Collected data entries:
--

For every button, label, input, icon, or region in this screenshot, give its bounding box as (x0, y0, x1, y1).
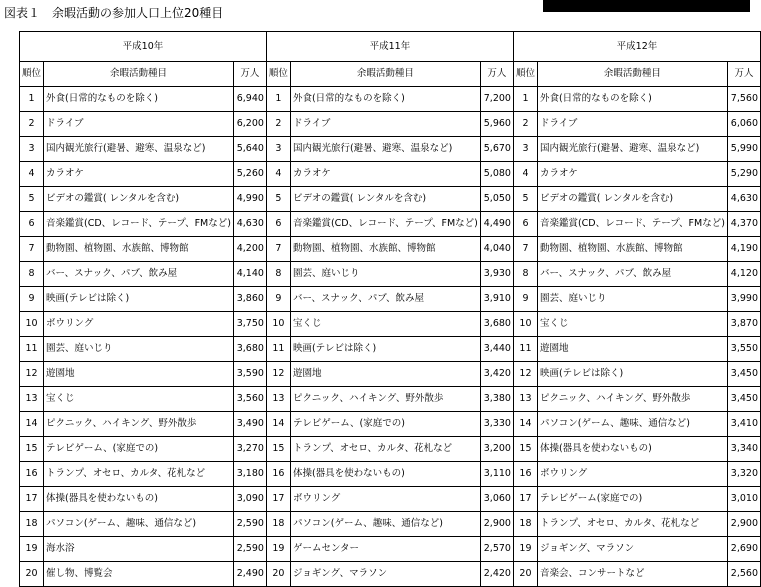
value-cell: 3,750 (233, 312, 266, 337)
activity-cell: カラオケ (290, 162, 480, 187)
value-cell: 3,490 (233, 412, 266, 437)
value-cell: 5,260 (233, 162, 266, 187)
rank-cell: 7 (266, 237, 290, 262)
value-cell: 5,670 (480, 137, 513, 162)
value-cell: 3,910 (480, 287, 513, 312)
activity-cell: ビデオの鑑賞( レンタルを含む) (290, 187, 480, 212)
activity-cell: バー、スナック、パブ、飲み屋 (44, 262, 234, 287)
value-cell: 5,960 (480, 112, 513, 137)
value-cell: 3,410 (727, 412, 760, 437)
value-cell: 3,550 (727, 337, 760, 362)
value-cell: 3,180 (233, 462, 266, 487)
rank-cell: 18 (266, 512, 290, 537)
rank-cell: 2 (20, 112, 44, 137)
value-cell: 3,420 (480, 362, 513, 387)
rank-header: 順位 (266, 62, 290, 87)
table-row (20, 262, 761, 287)
activity-cell: 遊園地 (290, 362, 480, 387)
value-cell: 7,200 (480, 87, 513, 112)
table-row (20, 112, 761, 137)
value-cell: 3,340 (727, 437, 760, 462)
rank-cell: 18 (20, 512, 44, 537)
rank-cell: 20 (513, 562, 537, 587)
rank-cell: 12 (20, 362, 44, 387)
year-header: 平成12年 (513, 32, 760, 62)
rank-cell: 5 (513, 187, 537, 212)
rank-cell: 5 (20, 187, 44, 212)
rank-cell: 10 (513, 312, 537, 337)
value-cell: 3,090 (233, 487, 266, 512)
activity-cell: ジョギング、マラソン (290, 562, 480, 587)
value-cell: 4,140 (233, 262, 266, 287)
table-row (20, 362, 761, 387)
value-cell: 3,380 (480, 387, 513, 412)
activity-cell: 映画(テレビは除く) (537, 362, 727, 387)
activity-cell: 音楽会、コンサートなど (537, 562, 727, 587)
value-cell: 3,450 (727, 387, 760, 412)
rank-cell: 2 (513, 112, 537, 137)
rank-cell: 18 (513, 512, 537, 537)
value-cell: 3,870 (727, 312, 760, 337)
rank-cell: 1 (266, 87, 290, 112)
activity-cell: 遊園地 (44, 362, 234, 387)
header-black-bar (543, 0, 750, 12)
table-row (20, 312, 761, 337)
year-header: 平成10年 (20, 32, 267, 62)
table-row (20, 562, 761, 587)
activity-cell: ビデオの鑑賞( レンタルを含む) (537, 187, 727, 212)
activity-cell: 音楽鑑賞(CD、レコード、テープ、FMなど) (537, 212, 727, 237)
activity-cell: テレビゲーム、(家庭での) (290, 412, 480, 437)
table-row (20, 387, 761, 412)
value-cell: 2,560 (727, 562, 760, 587)
activity-cell: 動物園、植物園、水族館、博物館 (290, 237, 480, 262)
value-cell: 3,930 (480, 262, 513, 287)
value-cell: 5,050 (480, 187, 513, 212)
activity-cell: パソコン(ゲーム、趣味、通信など) (44, 512, 234, 537)
activity-cell: 園芸、庭いじり (537, 287, 727, 312)
activity-cell: ドライブ (44, 112, 234, 137)
table-row (20, 462, 761, 487)
activity-cell: 映画(テレビは除く) (44, 287, 234, 312)
value-cell: 5,290 (727, 162, 760, 187)
value-cell: 4,190 (727, 237, 760, 262)
value-cell: 2,570 (480, 537, 513, 562)
activity-cell: トランプ、オセロ、カルタ、花札など (290, 437, 480, 462)
value-cell: 4,990 (233, 187, 266, 212)
value-cell: 4,490 (480, 212, 513, 237)
activity-cell: ピクニック、ハイキング、野外散歩 (537, 387, 727, 412)
rank-cell: 11 (513, 337, 537, 362)
activity-cell: パソコン(ゲーム、趣味、通信など) (290, 512, 480, 537)
value-cell: 5,640 (233, 137, 266, 162)
rank-cell: 4 (513, 162, 537, 187)
activity-cell: 宝くじ (537, 312, 727, 337)
rank-header: 順位 (20, 62, 44, 87)
activity-cell: ボウリング (290, 487, 480, 512)
table-row (20, 162, 761, 187)
unit-header: 万人 (727, 62, 760, 87)
rank-cell: 5 (266, 187, 290, 212)
activity-cell: 体操(器具を使わないもの) (290, 462, 480, 487)
activity-cell: 動物園、植物園、水族館、博物館 (537, 237, 727, 262)
activity-cell: カラオケ (44, 162, 234, 187)
activity-cell: 国内観光旅行(避暑、避寒、温泉など) (537, 137, 727, 162)
rank-cell: 3 (513, 137, 537, 162)
rank-cell: 4 (266, 162, 290, 187)
value-cell: 4,040 (480, 237, 513, 262)
activity-cell: 外食(日常的なものを除く) (290, 87, 480, 112)
value-cell: 3,680 (480, 312, 513, 337)
year-header: 平成11年 (266, 32, 513, 62)
rank-cell: 12 (513, 362, 537, 387)
activity-cell: 音楽鑑賞(CD、レコード、テープ、FMなど) (290, 212, 480, 237)
activity-cell: パソコン(ゲーム、趣味、通信など) (537, 412, 727, 437)
table-row (20, 187, 761, 212)
activity-cell: 遊園地 (537, 337, 727, 362)
activity-cell: テレビゲーム、(家庭での) (44, 437, 234, 462)
activity-cell: 体操(器具を使わないもの) (44, 487, 234, 512)
rank-cell: 6 (513, 212, 537, 237)
rank-cell: 17 (20, 487, 44, 512)
rank-cell: 4 (20, 162, 44, 187)
unit-header: 万人 (480, 62, 513, 87)
rank-cell: 15 (513, 437, 537, 462)
activity-cell: 宝くじ (44, 387, 234, 412)
rank-cell: 13 (513, 387, 537, 412)
value-cell: 4,370 (727, 212, 760, 237)
rank-header: 順位 (513, 62, 537, 87)
table-row (20, 537, 761, 562)
activity-header: 余暇活動種目 (537, 62, 727, 87)
activity-cell: 国内観光旅行(避暑、避寒、温泉など) (44, 137, 234, 162)
activity-cell: ボウリング (44, 312, 234, 337)
rank-cell: 16 (20, 462, 44, 487)
table-row (20, 212, 761, 237)
activity-cell: 外食(日常的なものを除く) (537, 87, 727, 112)
activity-cell: カラオケ (537, 162, 727, 187)
activity-cell: トランプ、オセロ、カルタ、花札など (44, 462, 234, 487)
value-cell: 3,110 (480, 462, 513, 487)
value-cell: 2,590 (233, 512, 266, 537)
activity-cell: ジョギング、マラソン (537, 537, 727, 562)
table-row (20, 287, 761, 312)
value-cell: 3,560 (233, 387, 266, 412)
rank-cell: 14 (20, 412, 44, 437)
value-cell: 4,630 (233, 212, 266, 237)
table-row (20, 512, 761, 537)
value-cell: 3,320 (727, 462, 760, 487)
value-cell: 3,450 (727, 362, 760, 387)
value-cell: 6,940 (233, 87, 266, 112)
rank-cell: 11 (20, 337, 44, 362)
rank-cell: 10 (20, 312, 44, 337)
rank-cell: 16 (513, 462, 537, 487)
activity-cell: トランプ、オセロ、カルタ、花札など (537, 512, 727, 537)
activity-cell: 国内観光旅行(避暑、避寒、温泉など) (290, 137, 480, 162)
value-cell: 3,060 (480, 487, 513, 512)
rank-cell: 15 (20, 437, 44, 462)
activity-cell: テレビゲーム(家庭での) (537, 487, 727, 512)
rank-cell: 20 (266, 562, 290, 587)
activity-cell: 海水浴 (44, 537, 234, 562)
value-cell: 4,120 (727, 262, 760, 287)
value-cell: 2,590 (233, 537, 266, 562)
activity-cell: 外食(日常的なものを除く) (44, 87, 234, 112)
value-cell: 2,900 (480, 512, 513, 537)
activity-cell: 園芸、庭いじり (44, 337, 234, 362)
rank-cell: 3 (266, 137, 290, 162)
value-cell: 4,630 (727, 187, 760, 212)
activity-cell: 宝くじ (290, 312, 480, 337)
rank-cell: 14 (266, 412, 290, 437)
rank-cell: 6 (266, 212, 290, 237)
rank-cell: 14 (513, 412, 537, 437)
rank-cell: 2 (266, 112, 290, 137)
value-cell: 3,270 (233, 437, 266, 462)
rank-cell: 9 (513, 287, 537, 312)
table-row (20, 412, 761, 437)
table-row (20, 237, 761, 262)
rank-cell: 8 (513, 262, 537, 287)
table-row (20, 87, 761, 112)
value-cell: 5,990 (727, 137, 760, 162)
activity-cell: ゲームセンター (290, 537, 480, 562)
rank-cell: 20 (20, 562, 44, 587)
activity-cell: ドライブ (290, 112, 480, 137)
activity-cell: ボウリング (537, 462, 727, 487)
activity-cell: 催し物、博覧会 (44, 562, 234, 587)
value-cell: 5,080 (480, 162, 513, 187)
rank-cell: 19 (20, 537, 44, 562)
value-cell: 7,560 (727, 87, 760, 112)
value-cell: 2,900 (727, 512, 760, 537)
value-cell: 2,420 (480, 562, 513, 587)
value-cell: 3,200 (480, 437, 513, 462)
table-row (20, 137, 761, 162)
value-cell: 6,200 (233, 112, 266, 137)
value-cell: 2,490 (233, 562, 266, 587)
value-cell: 3,590 (233, 362, 266, 387)
activity-cell: 園芸、庭いじり (290, 262, 480, 287)
value-cell: 3,330 (480, 412, 513, 437)
activity-cell: バー、スナック、パブ、飲み屋 (537, 262, 727, 287)
value-cell: 3,860 (233, 287, 266, 312)
value-cell: 2,690 (727, 537, 760, 562)
rank-cell: 3 (20, 137, 44, 162)
value-cell: 3,680 (233, 337, 266, 362)
year-header-row (20, 32, 761, 62)
rank-cell: 8 (266, 262, 290, 287)
figure-title: 図表１ 余暇活動の参加人口上位20種目 (4, 6, 224, 20)
rank-cell: 7 (513, 237, 537, 262)
rank-cell: 7 (20, 237, 44, 262)
rank-cell: 10 (266, 312, 290, 337)
rank-cell: 12 (266, 362, 290, 387)
activity-cell: ビデオの鑑賞( レンタルを含む) (44, 187, 234, 212)
activity-header: 余暇活動種目 (290, 62, 480, 87)
unit-header: 万人 (233, 62, 266, 87)
value-cell: 3,010 (727, 487, 760, 512)
activity-cell: ドライブ (537, 112, 727, 137)
rank-cell: 15 (266, 437, 290, 462)
activity-cell: ピクニック、ハイキング、野外散歩 (290, 387, 480, 412)
rank-cell: 19 (513, 537, 537, 562)
activity-cell: 音楽鑑賞(CD、レコード、テープ、FMなど) (44, 212, 234, 237)
value-cell: 6,060 (727, 112, 760, 137)
activity-cell: バー、スナック、パブ、飲み屋 (290, 287, 480, 312)
value-cell: 4,200 (233, 237, 266, 262)
rank-cell: 1 (513, 87, 537, 112)
rank-cell: 9 (20, 287, 44, 312)
table-row (20, 337, 761, 362)
value-cell: 3,440 (480, 337, 513, 362)
rank-cell: 11 (266, 337, 290, 362)
activity-cell: ピクニック、ハイキング、野外散歩 (44, 412, 234, 437)
rank-cell: 9 (266, 287, 290, 312)
rank-cell: 17 (513, 487, 537, 512)
value-cell: 3,990 (727, 287, 760, 312)
rank-cell: 1 (20, 87, 44, 112)
ranking-table (19, 31, 761, 587)
table-row (20, 437, 761, 462)
column-header-row (20, 62, 761, 87)
rank-cell: 6 (20, 212, 44, 237)
rank-cell: 13 (266, 387, 290, 412)
rank-cell: 13 (20, 387, 44, 412)
rank-cell: 19 (266, 537, 290, 562)
activity-cell: 体操(器具を使わないもの) (537, 437, 727, 462)
table-row (20, 487, 761, 512)
activity-cell: 映画(テレビは除く) (290, 337, 480, 362)
activity-header: 余暇活動種目 (44, 62, 234, 87)
rank-cell: 17 (266, 487, 290, 512)
rank-cell: 8 (20, 262, 44, 287)
rank-cell: 16 (266, 462, 290, 487)
activity-cell: 動物園、植物園、水族館、博物館 (44, 237, 234, 262)
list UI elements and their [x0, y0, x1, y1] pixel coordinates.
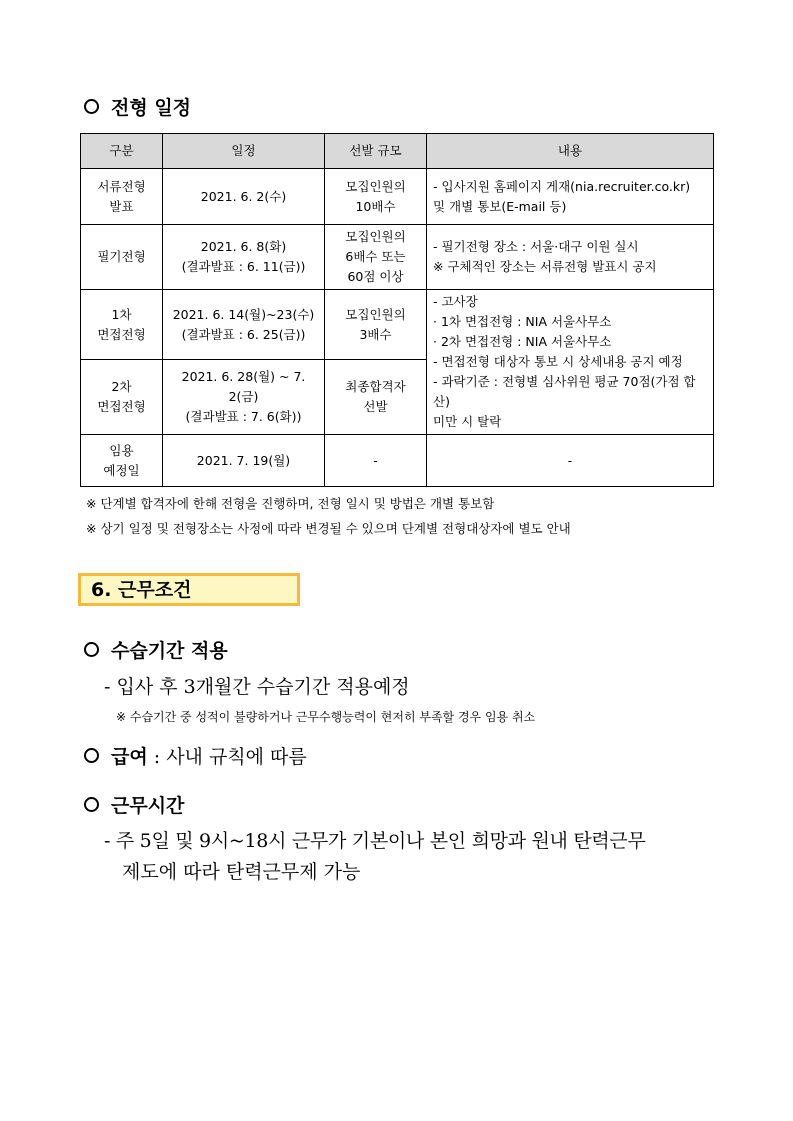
- circle-bullet-icon: [84, 642, 99, 657]
- circle-bullet-icon: [84, 797, 99, 812]
- date-cell: 2021. 7. 19(월): [163, 435, 325, 487]
- scale-cell: -: [325, 435, 427, 487]
- table-row: [81, 225, 714, 290]
- header-content: 내용: [427, 134, 714, 169]
- probation-heading: [84, 636, 228, 663]
- table-row: [81, 169, 714, 225]
- section-title: 6. 근무조건: [78, 573, 300, 606]
- scale-cell: 모집인원의 10배수: [325, 169, 427, 225]
- table-row: [81, 290, 714, 360]
- stage-cell: 1차 면접전형: [81, 290, 163, 360]
- date-cell: 2021. 6. 8(화) (결과발표 : 6. 11(금)): [163, 225, 325, 290]
- probation-note: ※ 수습기간 중 성적이 불량하거나 근무수행능력이 현저히 부족할 경우 임용 취소: [116, 710, 536, 724]
- content-cell: - 필기전형 장소 : 서울·대구 이원 실시 ※ 구체적인 장소는 서류전형 발표시 공지: [427, 225, 714, 290]
- table-row: [81, 435, 714, 487]
- hours-heading: [84, 791, 184, 818]
- header-date: 일정: [163, 134, 325, 169]
- probation-title: 수습기간 적용: [111, 640, 228, 662]
- schedule-table: [80, 133, 714, 487]
- header-stage: 구분: [81, 134, 163, 169]
- schedule-note: ※ 단계별 합격자에 한해 전형을 진행하며, 전형 일시 및 방법은 개별 통보함: [86, 496, 495, 511]
- salary-text: : 사내 규칙에 따름: [147, 746, 307, 768]
- schedule-note: ※ 상기 일정 및 전형장소는 사정에 따라 변경될 수 있으며 단계별 전형대상자에 별도 안내: [86, 521, 571, 536]
- scale-cell: 모집인원의 6배수 또는 60점 이상: [325, 225, 427, 290]
- hours-line-2: 제도에 따라 탄력근무제 가능: [122, 861, 361, 883]
- stage-cell: 서류전형 발표: [81, 169, 163, 225]
- stage-cell: 필기전형: [81, 225, 163, 290]
- stage-cell: 2차 면접전형: [81, 360, 163, 435]
- probation-line: - 입사 후 3개월간 수습기간 적용예정: [104, 676, 410, 698]
- schedule-title: 전형 일정: [111, 97, 192, 119]
- hours-line-1: - 주 5일 및 9시~18시 근무가 기본이나 본인 희망과 원내 탄력근무: [104, 830, 646, 852]
- hours-title: 근무시간: [111, 795, 185, 817]
- date-cell: 2021. 6. 14(월)~23(수) (결과발표 : 6. 25(금)): [163, 290, 325, 360]
- header-scale: 선발 규모: [325, 134, 427, 169]
- circle-bullet-icon: [84, 99, 99, 114]
- date-cell: 2021. 6. 28(월) ~ 7. 2(금) (결과발표 : 7. 6(화)): [163, 360, 325, 435]
- salary-title: 급여: [111, 746, 148, 768]
- interview-content-cell: - 고사장 · 1차 면접전형 : NIA 서울사무소 · 2차 면접전형 : NIA 서울사무소 - 면접전형 대상자 통보 시 상세내용 공지 예정 - 과락기준 : 전형별 심사위원 평균 70점(가점 합산) 미만 시 탈락: [427, 290, 714, 435]
- circle-bullet-icon: [84, 748, 99, 763]
- table-header-row: [81, 134, 714, 169]
- stage-cell: 임용 예정일: [81, 435, 163, 487]
- scale-cell: 최종합격자 선발: [325, 360, 427, 435]
- schedule-heading: [84, 93, 191, 120]
- salary-heading: [84, 742, 307, 769]
- scale-cell: 모집인원의 3배수: [325, 290, 427, 360]
- date-cell: 2021. 6. 2(수): [163, 169, 325, 225]
- content-cell: - 입사지원 홈페이지 게재(nia.recruiter.co.kr) 및 개별 통보(E-mail 등): [427, 169, 714, 225]
- content-cell: -: [427, 435, 714, 487]
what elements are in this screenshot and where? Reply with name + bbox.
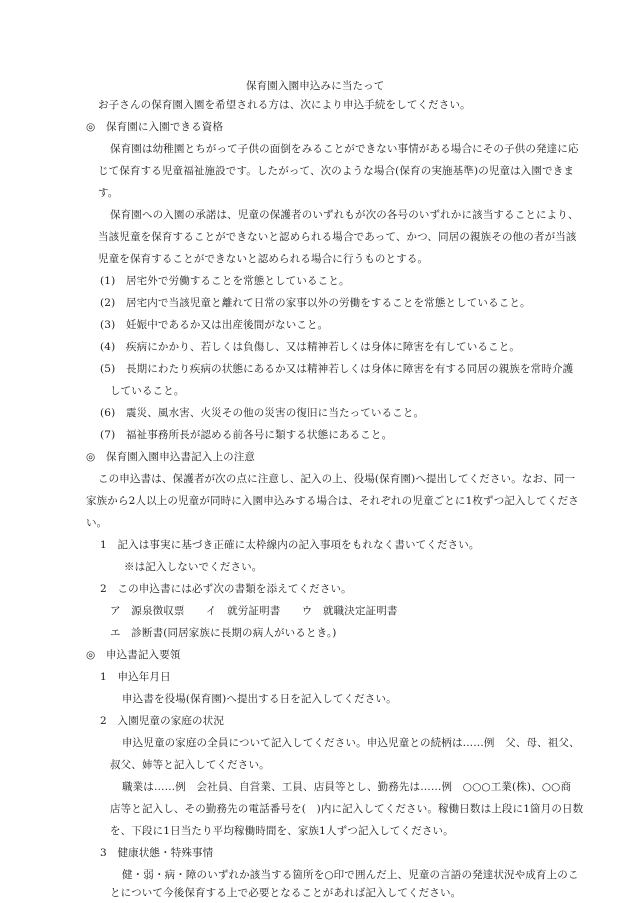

--

=== What you will do ===
Please write out every line of the data from the one containing "value-cell: 3,750 (233, 312, 266, 337)" down to the one containing "rank-cell: 18 (266, 512, 290, 537)", including both of those lines, without changing anything.

=== Reply to the task ===
value-cell: 3,750 (233, 312, 266, 337)
activity-cell: カラオケ (290, 162, 480, 187)
value-cell: 3,490 (233, 412, 266, 437)
value-cell: 5,260 (233, 162, 266, 187)
rank-cell: 7 (266, 237, 290, 262)
value-cell: 5,670 (480, 137, 513, 162)
value-cell: 3,910 (480, 287, 513, 312)
activity-cell: ビデオの鑑賞( レンタルを含む) (290, 187, 480, 212)
activity-cell: バー、スナック、パブ、飲み屋 (44, 262, 234, 287)
value-cell: 5,960 (480, 112, 513, 137)
value-cell: 3,410 (727, 412, 760, 437)
value-cell: 3,550 (727, 337, 760, 362)
value-cell: 3,180 (233, 462, 266, 487)
rank-cell: 18 (266, 512, 290, 537)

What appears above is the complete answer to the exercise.